___ Vorliegender Text ___
31.10.2024

R.I.P. Stadtcafé

Sigi Götz Collectors Item
Meilenstein der Kaffeehaus-Filme: Siggi Götz Collectors Item
(Foto: Axel Recht)

Erinnerungen an den »Cineasten-Stammtisch«: Das Café in der Münchner Innenstadt hat schon vor vielen Jahren damit begonnen, seine Gäste vor die Tür zu setzen. Jetzt ist es dicht

Von Dunja Bialas

Der Kino­be­such im eigent­li­chen Sinne begann früher erst hier: am dunkel­braun gebeizten Tresen des Münchner Stadt­cafés. Wir nahmen auf den Barho­ckern Platz oder standen in erster, zweiter und dritter Reihe, ließen uns das Bier durch­rei­chen. Wir waren gerade aus dem Film­mu­seum gekommen, durstig auf den ersten Schluck und gespannt auf die Gespräche. Jetzt wurde über den Film disku­tiert, Wissen ausge­packt, Bezüge herge­stellt, Inter­pre­ta­tionen gefunden. Man sortierte ein, wie der histo­ri­sche Film auf einen gewirkt hatte. Nicht immer, aber oft waren es Meis­ter­werke. Auf jeden Fall waren wir leiden­schaft­lich bei der Sache, stritten, wenn es sein musste. Immer wusste einer mehr als man selbst, aber die eigene Meinung galt. Die Stadtcafé-Besuche nach dem Kino waren leiden­schaft­li­ches Lernen und cine­as­ti­sche Hori­zont­er­wei­te­rung.

Vergan­gene Woche wurde das Stadtcafé kurzer­hand von Wirt Gerhard Knoller-Weber dicht­ge­macht. Damit wurde zu Ende gebracht, was seit Jahren in Gang war: Das einst so angesagte Café war von seinen Betrei­bern willent­lich zu Grabe getragen worden.

Press­halbe und Groteske

Selbst wenn die Preise durch die Decke gingen (4,20 € für ein Tafel­wasser, 5,30 € für ein Helles), wären wir bereit gewesen, sie zu bezahlen. Wir hätten ja einfach ein Bier weniger trinken können. Allein: Man ließ uns nicht. Mit Öffnungs­zeiten, die inkom­pa­tibel mit den Vorführ­zeiten des Film­mu­seums waren, konnten wir das Stadtcafé nach dem Film schlichtweg nicht mehr ansteuern. Nur mit großem Glück bekam man nach der 21-Uhr-Vorstel­lung noch eine Press­halbe, das ausgie­bgie Reden nach den Filmen entfiel. Außerdem war man zu sehr von der neuen Stil­lo­sig­keit des Cafés abgelenkt. Jetzt wurde kommen­tiert. Vitrinen mit absurden Schau­ge­gen­ständen (histo­ri­sche Schühchen) standen unter Plas­tik­pflanzen. An den Decken baumelten Lampen aus dem Baumarkt. Auf den roten Kunst­le­der­bänken drängten sich Kissen mit Mittel­knick. Die gelben Sech­zi­ger­jahre-Bistro­ti­sche waren durch häss­li­ches Furnier ersetzt worden. Und wo früher das »Handy verboten«-Schild klebte, prangte nun ein »Folgen Sie uns auf Instagram«-Aufkleber. Außerdem ertönte Musik, die höchstens Bayern 1 war.
___
Aufgabe
Nimm den Text über die Schließung des Münchner Stadtcafés auf und schreib ihn nach seinem letzten Satz weiter.
___ Datensatz ___
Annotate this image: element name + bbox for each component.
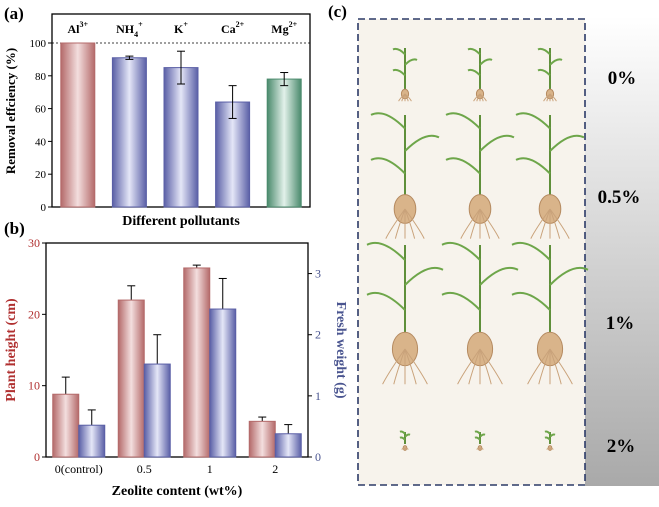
row-label-3: 2% xyxy=(607,436,636,457)
seedling xyxy=(467,47,493,102)
y-tick-label: 40 xyxy=(35,136,47,148)
bar xyxy=(111,57,147,208)
panel-b-left-y-ticks: 0 10 20 30 xyxy=(28,236,46,464)
seedling xyxy=(441,241,519,385)
seedling xyxy=(544,430,556,451)
y-tick-label-right: 2 xyxy=(315,328,321,342)
category-label: 0(control) xyxy=(55,462,103,476)
seedling xyxy=(370,112,440,239)
seedling xyxy=(515,112,585,239)
category-label: 1 xyxy=(207,462,213,476)
y-tick-label-left: 0 xyxy=(34,450,40,464)
panel-c-label: (c) xyxy=(328,2,347,21)
panel-b-x-axis-label: Zeolite content (wt%) xyxy=(112,484,243,499)
panel-c-gradient-strip xyxy=(585,16,659,486)
seedling xyxy=(511,241,589,385)
category-label: 0.5 xyxy=(137,462,152,476)
panel-c-dashed-frame xyxy=(357,18,586,486)
bar xyxy=(163,67,199,208)
bar xyxy=(60,42,96,208)
y-tick-label: 100 xyxy=(30,38,47,50)
seedling xyxy=(366,241,444,385)
bar xyxy=(209,308,237,458)
category-label: K+ xyxy=(174,20,188,36)
seedling-photo-area xyxy=(366,47,589,451)
bar xyxy=(143,363,171,458)
category-label: Al3+ xyxy=(68,20,89,36)
y-tick-label-right: 3 xyxy=(315,267,321,281)
y-tick-label-right: 1 xyxy=(315,389,321,403)
bar xyxy=(266,78,302,208)
panel-a-y-ticks: 0 20 40 60 80 100 xyxy=(30,38,310,214)
y-tick-label-left: 20 xyxy=(28,307,40,321)
seedling xyxy=(474,430,486,451)
row-label-0: 0% xyxy=(608,68,637,89)
y-tick-label: 0 xyxy=(41,202,47,214)
bar xyxy=(117,299,145,458)
y-tick-label: 60 xyxy=(35,104,47,116)
panel-b-right-axis-label: Fresh weight (g) xyxy=(333,302,348,399)
y-tick-label: 80 xyxy=(35,71,47,83)
y-tick-label: 20 xyxy=(35,169,47,181)
bar xyxy=(248,420,276,458)
panel-c: (c) 0% 0.5% 1% 2% xyxy=(328,2,659,486)
seedling xyxy=(392,47,418,102)
y-tick-label-right: 0 xyxy=(315,450,321,464)
panel-b-bars xyxy=(52,264,302,458)
bar xyxy=(52,393,80,458)
category-label: Ca2+ xyxy=(221,20,245,36)
row-label-2: 1% xyxy=(606,313,635,334)
seedling xyxy=(445,112,515,239)
panel-a-label: (a) xyxy=(4,4,24,23)
panel-a-x-axis-label: Different pollutants xyxy=(122,214,240,229)
y-tick-label-left: 30 xyxy=(28,236,40,250)
seedling xyxy=(537,47,563,102)
panel-b-category-labels: 0(control) 0.5 1 2 xyxy=(55,462,278,476)
seedling xyxy=(399,430,411,451)
category-label: Mg2+ xyxy=(271,20,297,36)
bar xyxy=(215,101,251,208)
category-label: 2 xyxy=(272,462,278,476)
row-label-1: 0.5% xyxy=(598,187,641,208)
y-tick-label-left: 10 xyxy=(28,379,40,393)
panel-a: (a) 0 20 40 60 80 100 Al3+ NH4+ K+ Ca2+ Mg2+ Remo… xyxy=(3,4,311,229)
panel-b-frame xyxy=(45,242,309,458)
panel-a-bars xyxy=(60,42,302,208)
panel-a-category-labels: Al3+ NH4+ K+ Ca2+ Mg2+ xyxy=(68,20,298,39)
category-label: NH4+ xyxy=(116,20,143,39)
panel-b-left-axis-label: Plant height (cm) xyxy=(4,298,19,402)
bar xyxy=(78,424,106,458)
panel-a-y-axis-label: Removal effciency (%) xyxy=(3,48,18,174)
bar xyxy=(183,267,211,458)
panel-b-right-y-ticks: 0 1 2 3 xyxy=(308,267,321,464)
panel-b-label: (b) xyxy=(4,219,25,238)
panel-b: (b) 0 10 20 30 0 1 2 3 0(control) 0.5 1 2 Plant h… xyxy=(4,219,348,499)
bar xyxy=(274,433,302,458)
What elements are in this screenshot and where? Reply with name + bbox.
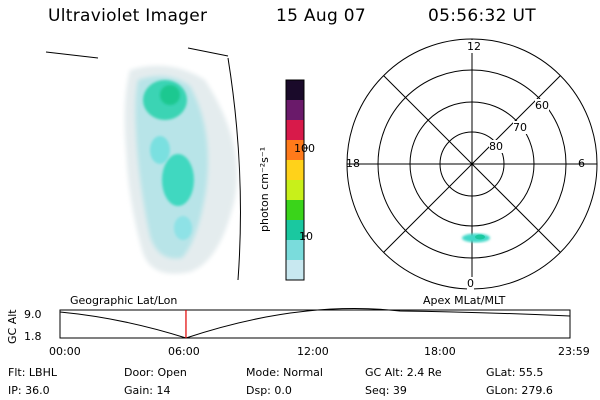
colorbar-segment [286, 240, 304, 261]
polar-emission-core [475, 234, 485, 240]
colorbar-frame [285, 79, 305, 281]
timeline-ytick-top: 9.0 [24, 308, 42, 321]
colorbar-segment [286, 220, 304, 241]
info-door: Door: Open [124, 366, 187, 379]
timeline-left-title: Geographic Lat/Lon [70, 294, 178, 307]
info-glat: GLat: 55.5 [486, 366, 544, 379]
colorbar-segment [286, 140, 304, 161]
info-gc-alt: GC Alt: 2.4 Re [365, 366, 442, 379]
lat-label-80: 80 [489, 140, 503, 153]
colorbar-segment [286, 100, 304, 121]
info-seq: Seq: 39 [365, 384, 407, 397]
instrument-title: Ultraviolet Imager [48, 6, 208, 26]
colorbar-segment [286, 80, 304, 101]
emission-blob-mid [150, 136, 170, 164]
colorbar-segment [286, 160, 304, 181]
emission-blob-tail [174, 216, 192, 240]
colorbar-tick-10: 10 [299, 230, 313, 243]
timeline-xtick-2359: 23:59 [558, 345, 590, 358]
mlt-label-0: 0 [467, 277, 474, 290]
info-filter: Flt: LBHL [8, 366, 57, 379]
colorbar-segment [286, 120, 304, 141]
frame-top-left [45, 51, 99, 59]
mlt-label-6: 6 [578, 157, 585, 170]
info-mode: Mode: Normal [246, 366, 323, 379]
mlt-label-18: 18 [346, 157, 360, 170]
mlt-label-12: 12 [466, 40, 482, 53]
info-dsp: Dsp: 0.0 [246, 384, 292, 397]
time-label: 05:56:32 UT [428, 6, 536, 26]
frame-right-edge [227, 57, 241, 281]
info-ip: IP: 36.0 [8, 384, 50, 397]
timeline-xtick-1200: 12:00 [297, 345, 329, 358]
timeline-xtick-0600: 06:00 [168, 345, 200, 358]
info-gain: Gain: 14 [124, 384, 171, 397]
lat-label-60: 60 [535, 99, 549, 112]
colorbar-segment [286, 180, 304, 201]
altitude-curve [59, 308, 571, 339]
frame-top-right [187, 47, 229, 57]
info-glon: GLon: 279.6 [486, 384, 553, 397]
colorbar-segment [286, 200, 304, 221]
date-label: 15 Aug 07 [276, 6, 366, 26]
timeline-xtick-0000: 00:00 [49, 345, 81, 358]
colorbar-tick-100: 100 [294, 142, 315, 155]
emission-blob-lower [162, 154, 194, 206]
timeline-ytick-bottom: 1.8 [24, 330, 42, 343]
polar-diagonal-b [383, 75, 561, 253]
colorbar-segment [286, 260, 304, 281]
timeline-right-title: Apex MLat/MLT [423, 294, 506, 307]
timeline-xtick-1800: 18:00 [424, 345, 456, 358]
emission-core-upper [160, 85, 180, 105]
lat-label-70: 70 [513, 121, 527, 134]
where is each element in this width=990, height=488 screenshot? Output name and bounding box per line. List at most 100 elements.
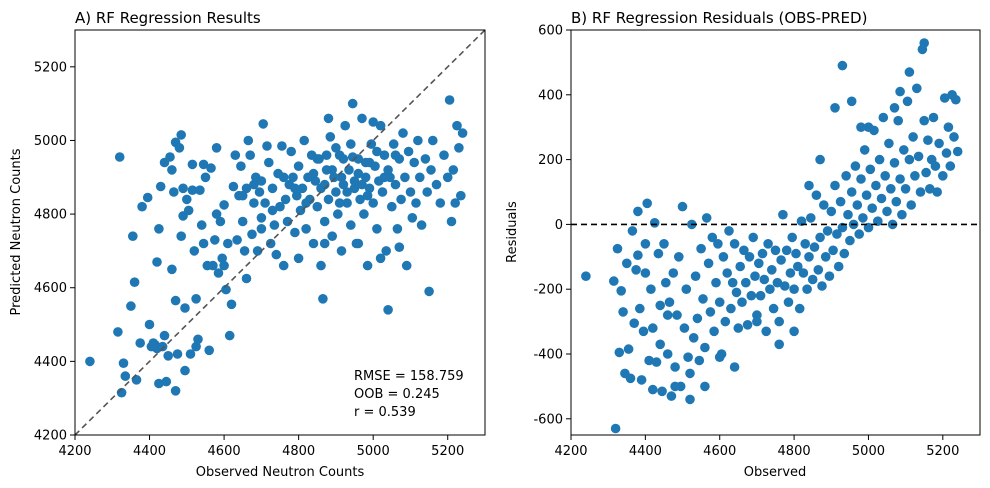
panel-b-point: [791, 248, 801, 259]
panel-a-point: [428, 135, 438, 146]
panel-a-point: [189, 246, 200, 256]
panel-b-point: [780, 281, 790, 291]
panel-a-point: [299, 135, 310, 146]
panel-a-point: [375, 253, 386, 264]
panel-a-point: [223, 238, 233, 249]
panel-b-point: [666, 391, 677, 401]
panel-a-point: [353, 238, 364, 249]
panel-a-point: [377, 187, 388, 197]
panel-b-point: [952, 146, 963, 157]
panel-b-point: [683, 352, 693, 363]
panel-a-point: [295, 205, 306, 216]
panel-b-point: [685, 368, 695, 379]
panel-a-point: [333, 209, 343, 219]
panel-b-point: [889, 103, 900, 113]
panel-b-point: [863, 122, 874, 132]
panel-a-point: [366, 139, 377, 149]
panel-a-point: [277, 141, 287, 151]
panel-a-point: [128, 231, 138, 241]
panel-a-x-tick-label: 5200: [431, 444, 464, 459]
panel-b-point: [878, 112, 889, 123]
panel-a-point: [422, 187, 433, 197]
panel-b-point: [893, 115, 903, 126]
panel-b-point: [813, 265, 824, 275]
panel-b-point: [768, 303, 779, 314]
panel-a-point: [444, 95, 455, 105]
panel-a-point: [301, 198, 311, 208]
panel-b-point: [837, 222, 848, 233]
panel-b-point: [846, 96, 857, 107]
panel-a-point: [383, 165, 393, 175]
panel-a-point: [206, 163, 216, 173]
panel-a-point: [401, 260, 412, 271]
panel-b-point: [902, 96, 913, 107]
panel-a-point: [167, 264, 177, 275]
panel-b-x-tick-label: 4200: [554, 444, 587, 459]
panel-b-point: [657, 386, 667, 397]
panel-a-point: [196, 220, 207, 230]
panel-a-point: [439, 150, 449, 160]
panel-b-point: [928, 112, 939, 123]
panel-b-point: [698, 294, 708, 304]
panel-b-point: [856, 174, 866, 184]
panel-b-point: [746, 290, 757, 301]
panel-a-rf-regression-results: A) RF Regression Results 4200 4400 4600 480…: [9, 9, 486, 480]
panel-b-point: [934, 138, 944, 149]
panel-b-point: [811, 190, 822, 200]
panel-b-point: [610, 423, 621, 434]
panel-a-x-tick-label: 4200: [58, 444, 91, 459]
panel-b-point: [672, 310, 682, 320]
panel-b-point: [846, 187, 857, 197]
panel-a-point: [154, 224, 164, 234]
panel-a-point: [85, 356, 95, 367]
panel-a-point: [137, 201, 147, 212]
panel-b-point: [897, 209, 907, 220]
panel-a-point: [183, 205, 194, 216]
panel-b-point: [882, 206, 892, 217]
panel-b-point: [871, 180, 881, 191]
panel-a-y-tick-label: 4600: [34, 281, 67, 296]
panel-a-point: [161, 376, 172, 387]
panel-a-point: [323, 113, 334, 124]
panel-b-point: [727, 277, 738, 288]
panel-a-point: [256, 213, 267, 223]
panel-a-point: [379, 150, 390, 160]
panel-b-point: [850, 161, 861, 171]
panel-b-x-tick-label: 5200: [926, 444, 959, 459]
panel-a-point: [415, 172, 425, 183]
panel-a-point: [338, 179, 349, 190]
panel-b-point: [737, 297, 747, 308]
panel-b-point: [636, 375, 647, 385]
panel-b-point: [895, 174, 905, 184]
panel-a-y-tick-label: 5200: [34, 60, 67, 75]
panel-a-y-axis-label: Predicted Neutron Counts: [9, 148, 24, 315]
panel-b-point: [700, 381, 710, 392]
panel-b-point: [696, 243, 706, 254]
panel-a-point: [336, 246, 347, 256]
panel-a-point: [454, 143, 464, 153]
panel-a-point: [241, 183, 252, 194]
panel-a-point: [210, 235, 220, 245]
panel-b-point: [837, 60, 848, 71]
panel-b-x-tick-label: 5000: [852, 444, 885, 459]
panel-b-point: [750, 271, 760, 282]
panel-b-point: [876, 193, 887, 204]
panel-b-point: [733, 323, 744, 333]
panel-a-point: [375, 120, 386, 131]
panel-a-point: [271, 249, 282, 260]
panel-a-point: [275, 201, 285, 212]
panel-b-point: [910, 171, 920, 181]
panel-b-point: [692, 313, 703, 324]
panel-b-residuals: B) RF Regression Residuals (OBS-PRED) 42…: [505, 9, 981, 480]
panel-a-point: [301, 224, 311, 234]
panel-a-point: [368, 117, 379, 127]
panel-b-point: [830, 103, 840, 113]
panel-a-point: [403, 146, 414, 157]
panel-b-point: [822, 226, 833, 236]
panel-b-point: [752, 316, 762, 327]
panel-b-point: [741, 277, 751, 288]
panel-a-point: [232, 235, 242, 245]
panel-a-one-to-one-line: [74, 29, 486, 436]
panel-b-point: [581, 271, 591, 282]
panel-b-point: [638, 326, 649, 337]
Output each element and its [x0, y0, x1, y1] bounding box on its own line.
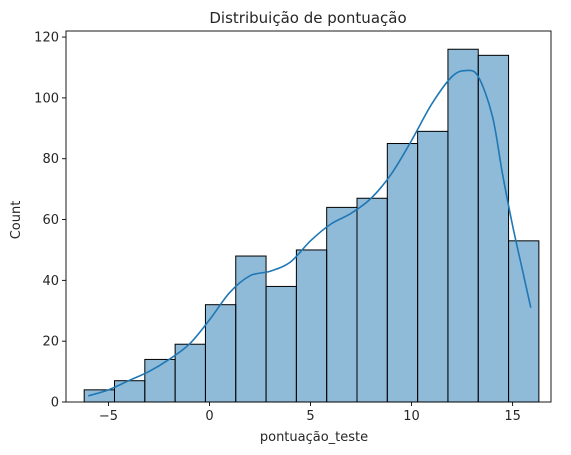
histogram-bar [447, 48, 479, 403]
chart-title: Distribuição de pontuação [209, 9, 406, 27]
x-tick-label: 15 [504, 409, 521, 424]
histogram-bar [386, 143, 419, 403]
x-tick-label: 0 [205, 409, 213, 424]
histogram-bar [326, 206, 358, 403]
histogram-bar [114, 380, 146, 403]
y-axis-ticks: 0 20 40 60 80 100 120 [34, 31, 66, 411]
histogram-bar [477, 54, 510, 403]
x-tick-label: −5 [99, 409, 118, 424]
x-axis-ticks: −5 0 5 10 15 [99, 402, 521, 424]
histogram-bar [508, 240, 540, 403]
y-tick-label: 60 [42, 213, 59, 228]
y-tick-label: 0 [51, 396, 59, 411]
y-tick-label: 80 [42, 152, 59, 167]
y-axis-label: Count [9, 201, 24, 240]
histogram-bar [356, 197, 388, 403]
histogram-bar [235, 255, 267, 403]
histogram-bar [204, 304, 237, 403]
plot-frame [65, 30, 552, 403]
y-tick-label: 120 [34, 31, 59, 46]
histogram-bars [83, 48, 540, 403]
y-tick-label: 40 [42, 274, 59, 289]
y-tick-label: 100 [34, 91, 59, 106]
x-tick-label: 10 [403, 409, 420, 424]
histogram-bar [417, 130, 449, 403]
histogram-bar [265, 285, 297, 403]
histogram-bar [295, 249, 328, 403]
y-tick-label: 20 [42, 335, 59, 350]
x-axis-label: pontuação_teste [260, 430, 368, 445]
histogram-bar [144, 358, 176, 403]
kde-curve [87, 69, 532, 397]
x-tick-label: 5 [306, 409, 314, 424]
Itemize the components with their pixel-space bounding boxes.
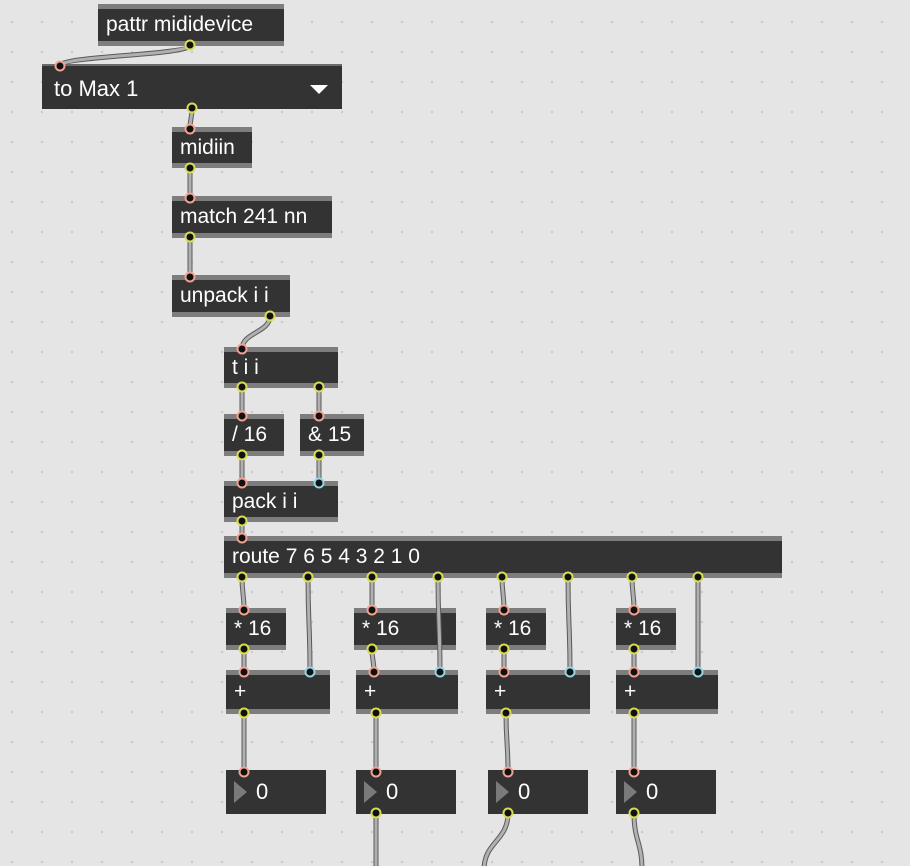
triangle-icon xyxy=(364,781,377,803)
patch-cable[interactable] xyxy=(240,315,272,350)
patch-cable[interactable] xyxy=(305,576,313,673)
number-value: 0 xyxy=(646,779,659,804)
divide-object[interactable]: / 16 xyxy=(224,414,284,456)
patch-cable[interactable] xyxy=(188,107,194,130)
pattr-object[interactable]: pattr mididevice xyxy=(98,4,284,46)
patch-cable[interactable] xyxy=(370,648,376,673)
triangle-icon xyxy=(234,781,247,803)
patch-cable[interactable] xyxy=(503,712,511,773)
patch-cable[interactable] xyxy=(630,576,636,611)
patch-cable[interactable] xyxy=(240,576,246,611)
patch-cable[interactable] xyxy=(565,576,573,673)
patch-cable[interactable] xyxy=(58,43,192,68)
patch-cable[interactable] xyxy=(499,576,507,611)
number-box[interactable]: 0 xyxy=(616,770,716,814)
number-box[interactable]: 0 xyxy=(488,770,588,814)
bitand-object[interactable]: & 15 xyxy=(300,414,364,456)
patch-cable[interactable] xyxy=(631,812,645,866)
patch-cable[interactable] xyxy=(239,315,273,350)
midiin-object[interactable]: midiin xyxy=(172,127,252,168)
patch-cable[interactable] xyxy=(500,576,506,611)
triangle-icon xyxy=(496,781,509,803)
patch-cable[interactable] xyxy=(481,812,511,866)
patch-cable[interactable] xyxy=(629,576,637,611)
menu-selected-label: to Max 1 xyxy=(54,76,139,101)
patch-cable[interactable] xyxy=(504,712,510,773)
add-object[interactable]: + xyxy=(356,670,458,714)
add-object[interactable]: + xyxy=(486,670,590,714)
patch-cable[interactable] xyxy=(187,107,195,130)
number-box[interactable]: 0 xyxy=(226,770,326,814)
trigger-object[interactable]: t i i xyxy=(224,347,338,388)
unpack-object[interactable]: unpack i i xyxy=(172,275,290,317)
match-object[interactable]: match 241 nn xyxy=(172,196,332,238)
triangle-icon xyxy=(624,781,637,803)
patch-cable[interactable] xyxy=(482,812,510,866)
patch-cable[interactable] xyxy=(632,812,644,866)
number-value: 0 xyxy=(518,779,531,804)
number-value: 0 xyxy=(256,779,269,804)
patch-cable[interactable] xyxy=(57,42,193,69)
multiply-object[interactable]: * 16 xyxy=(354,608,456,650)
patch-cable[interactable] xyxy=(306,576,312,673)
route-object[interactable]: route 7 6 5 4 3 2 1 0 xyxy=(224,536,782,578)
patch-cable[interactable] xyxy=(369,648,377,673)
multiply-object[interactable]: * 16 xyxy=(616,608,676,650)
number-value: 0 xyxy=(386,779,399,804)
midi-device-menu[interactable]: to Max 1 xyxy=(42,64,342,109)
patch-cable[interactable] xyxy=(566,576,572,673)
multiply-object[interactable]: * 16 xyxy=(486,608,546,650)
multiply-object[interactable]: * 16 xyxy=(226,608,286,650)
add-object[interactable]: + xyxy=(616,670,718,714)
pack-object[interactable]: pack i i xyxy=(224,481,338,522)
number-box[interactable]: 0 xyxy=(356,770,456,814)
add-object[interactable]: + xyxy=(226,670,330,714)
chevron-down-icon[interactable] xyxy=(310,85,328,94)
patch-cable[interactable] xyxy=(239,576,247,611)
___
Ergebnis
Genauso stillos, wie sich das Interieur grotesk defor­miert hatte und das Café seit Jahren nicht mehr für, sondern gegen die Gäste geführt wurde, wurde das Stadtcafé final zur Strecke gebracht. Noch nicht einmal die Bier­vor­räte dürfen wir vernichten und uns von unserer alten Heimat verab­schieden. Wusste der Wirt überhaupt, dass das Stadtcafé einmal eine Insti­tu­tion gewesen war?

Ein cine­as­ti­scher Ort

Das Stadtcafé war ein Ort gewesen, an den man voller Ehrfurcht und Vorfreude kam. Es gab keine Musik, dafür eine gut sortierte Auswahl an Zeitungen und groß­zü­gige Schnitt­blumen, die in großen schlichten Vasen auf der geschlän­gelten Bar im Gastraum standen. Es herrschte sach­li­cher Kaffee­haus­stil, mit wech­selnden Foto­aus­stel­lungen an den Wänden. Man traf hier immer Bekannte, eigent­lich musste man sich fürs Stadtcafé nicht verab­reden. Es war auch ein Ort, um zu lesen und zu arbeiten, zahl­reiche Inter­views fanden hier statt, Nach­be­spre­chungen, man hielt Büro oder ging mit den Gästen des Film­mu­seums noch auf eine große Runde nach dem Film.

Das Stadtcafé und das Film­mu­seum waren nicht nur zufällig eine enge Beziehung einge­gangen. Neben der baulichen Moti­viert­heit als Muse­ums­café – anfäng­lich kam man nur mit einem Kino­ti­cket oder der Stadt­mu­seums-Eintritts­karte hinein – war der Ort selbst von cine­as­ti­scher Aura durch­drungen. An der Theke, wo wir über Jahr­zehnte unser Bier bestellten, hatte einst der legendäre Film­mu­se­ums­leiter Enno Patalas sein Büro gehabt. Hinter den Türen, die vom Café weggingen, befindet sich noch heute eine ausla­dende Biblio­thek mit Film­li­te­ratur.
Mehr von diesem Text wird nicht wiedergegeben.